◆ WORK INSTRUCTIONS
Each line that holds the word "color" is to be identified and copied.

──────── GIVEN DATA

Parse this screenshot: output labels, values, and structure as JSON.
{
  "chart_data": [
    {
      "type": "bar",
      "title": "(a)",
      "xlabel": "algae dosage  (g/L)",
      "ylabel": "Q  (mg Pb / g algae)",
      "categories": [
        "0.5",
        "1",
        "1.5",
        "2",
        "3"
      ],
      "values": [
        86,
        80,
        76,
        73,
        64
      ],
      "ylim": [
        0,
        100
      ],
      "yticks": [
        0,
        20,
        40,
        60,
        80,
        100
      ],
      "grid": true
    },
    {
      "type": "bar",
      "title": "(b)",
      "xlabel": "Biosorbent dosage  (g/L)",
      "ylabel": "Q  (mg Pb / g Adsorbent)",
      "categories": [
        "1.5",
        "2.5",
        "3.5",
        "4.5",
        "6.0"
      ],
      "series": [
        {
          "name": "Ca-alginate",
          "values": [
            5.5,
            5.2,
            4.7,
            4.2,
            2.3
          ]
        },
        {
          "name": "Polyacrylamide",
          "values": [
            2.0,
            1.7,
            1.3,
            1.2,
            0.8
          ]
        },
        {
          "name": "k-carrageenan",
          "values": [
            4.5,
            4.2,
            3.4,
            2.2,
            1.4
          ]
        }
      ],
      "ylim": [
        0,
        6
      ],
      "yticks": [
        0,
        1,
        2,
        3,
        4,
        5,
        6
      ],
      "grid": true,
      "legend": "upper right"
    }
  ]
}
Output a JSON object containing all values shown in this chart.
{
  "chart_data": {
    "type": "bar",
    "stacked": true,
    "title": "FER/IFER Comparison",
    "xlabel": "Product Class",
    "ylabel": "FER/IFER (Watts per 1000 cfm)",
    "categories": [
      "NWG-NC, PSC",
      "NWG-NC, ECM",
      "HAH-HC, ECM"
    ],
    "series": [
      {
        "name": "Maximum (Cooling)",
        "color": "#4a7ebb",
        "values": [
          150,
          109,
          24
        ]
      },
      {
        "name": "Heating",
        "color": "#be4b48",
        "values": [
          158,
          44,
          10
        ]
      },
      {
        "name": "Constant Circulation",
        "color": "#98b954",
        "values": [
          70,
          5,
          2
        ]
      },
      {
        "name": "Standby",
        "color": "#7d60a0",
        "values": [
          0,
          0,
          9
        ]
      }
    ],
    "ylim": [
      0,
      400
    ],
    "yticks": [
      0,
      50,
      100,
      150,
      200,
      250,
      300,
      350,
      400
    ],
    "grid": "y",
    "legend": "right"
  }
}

────────────────

◆ WRITTEN RESPONSE
        "color": "#4a7ebb",
        "color": "#be4b48",
        "color": "#98b954",
        "color": "#7d60a0",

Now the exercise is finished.